TEXT SECTION:
╔══

E-Trading in Credit – Poised for Ramp-Up

This image has an empty alt attribute; its file name is logo-cropped-11-news-300x66.png

Strong flows and growing demand for market data, trading tools and protocols should increase electronification of credit markets, the laggard in fixed income, even as work-from-home norms adjust. Historically low rates and compressed spreads have driven the search for efficiency, which also favors e-trading, and a Gary Gensler-led SEC would likely push to improve credit-market transparency.

Source: Bloomberg

Developments since the pandemic favor more e-trading in credit. January data from MarketAxess and Tradeweb, the two biggest platforms, show strong growth in average daily volume for investment grade (IG) and high yield (HY) relative to pre-Covid-19 and year-over-year. The increase in Trumid’s volume was even stronger, albeit off a much smaller base, partly reflecting increased dealer presence in e-trading.

The massive increase in issuance last year fueled secondary-market volume in both the dealer-to-client segment and on interdealer and e-trading platforms, but recent data signal strong momentum for the latter.

It’s encouraging that electronic transactions on the foremost credit-trading platforms have not only recovered to pre-pandemic levels, but also match or exceed March values. We believe it’s an indication that market participants see benefits in both volatile and more-normal market environments. The fully electronic share of credit trading on Tradeweb is above the pre-pandemic high, while the percentage that’s electronically processed, which includes voice trading and spiked amid market volatility, has resumed its descent.

MarketAxess’ Open Trading all-to-all platform accounts for a record-high share of the firm’s credit volume. E-trading generated more than a third of the $240 billion in credit volume on MarketAxess platforms in January.

As a result of continued strong growth, the combined volume of MarketAxess and Tradeweb relative to total activity reported to Finra has risen to all-time highs in recent months in investment grade and high yield. Both firms have cited increased e-trading as the key driver and continue to invest in this part of their businesses, largely competing with each other for market share. Still, as the two largest e-trading platforms for credit their investments reflect confidence in the future growth of e-trading.

╚══

PROVIDED RECORDS:
╔══

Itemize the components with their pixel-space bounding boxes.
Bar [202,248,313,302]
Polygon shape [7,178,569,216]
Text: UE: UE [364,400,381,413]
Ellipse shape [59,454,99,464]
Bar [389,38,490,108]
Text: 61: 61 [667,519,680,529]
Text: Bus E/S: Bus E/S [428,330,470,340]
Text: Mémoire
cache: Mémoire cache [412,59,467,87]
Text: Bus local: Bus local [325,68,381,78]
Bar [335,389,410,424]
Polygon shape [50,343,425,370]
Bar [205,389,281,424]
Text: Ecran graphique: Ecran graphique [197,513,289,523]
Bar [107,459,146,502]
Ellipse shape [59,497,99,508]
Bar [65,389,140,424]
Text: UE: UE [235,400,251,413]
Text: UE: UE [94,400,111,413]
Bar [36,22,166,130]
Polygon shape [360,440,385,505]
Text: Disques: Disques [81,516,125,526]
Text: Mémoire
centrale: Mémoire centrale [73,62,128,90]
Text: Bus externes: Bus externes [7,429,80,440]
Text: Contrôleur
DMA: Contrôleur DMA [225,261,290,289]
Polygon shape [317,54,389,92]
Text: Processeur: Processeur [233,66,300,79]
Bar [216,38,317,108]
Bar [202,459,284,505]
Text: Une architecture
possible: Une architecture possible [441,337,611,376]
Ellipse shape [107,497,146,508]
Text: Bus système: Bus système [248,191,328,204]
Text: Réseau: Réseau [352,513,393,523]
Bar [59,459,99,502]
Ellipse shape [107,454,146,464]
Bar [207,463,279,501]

╚══

Answer these questions from the article on electronic trading in credit.
(a) Which two platforms does the article name as the biggest?
(b) Which platform's volume increase was even stronger, though from a much smaller base?
(c) What portion of the $240 billion in credit volume on MarketAxess platforms in January came from e-trading?

EXERCISE SOLUTION:
(a) MarketAxess and Tradeweb.
(b) Trumid.
(c) More than a third.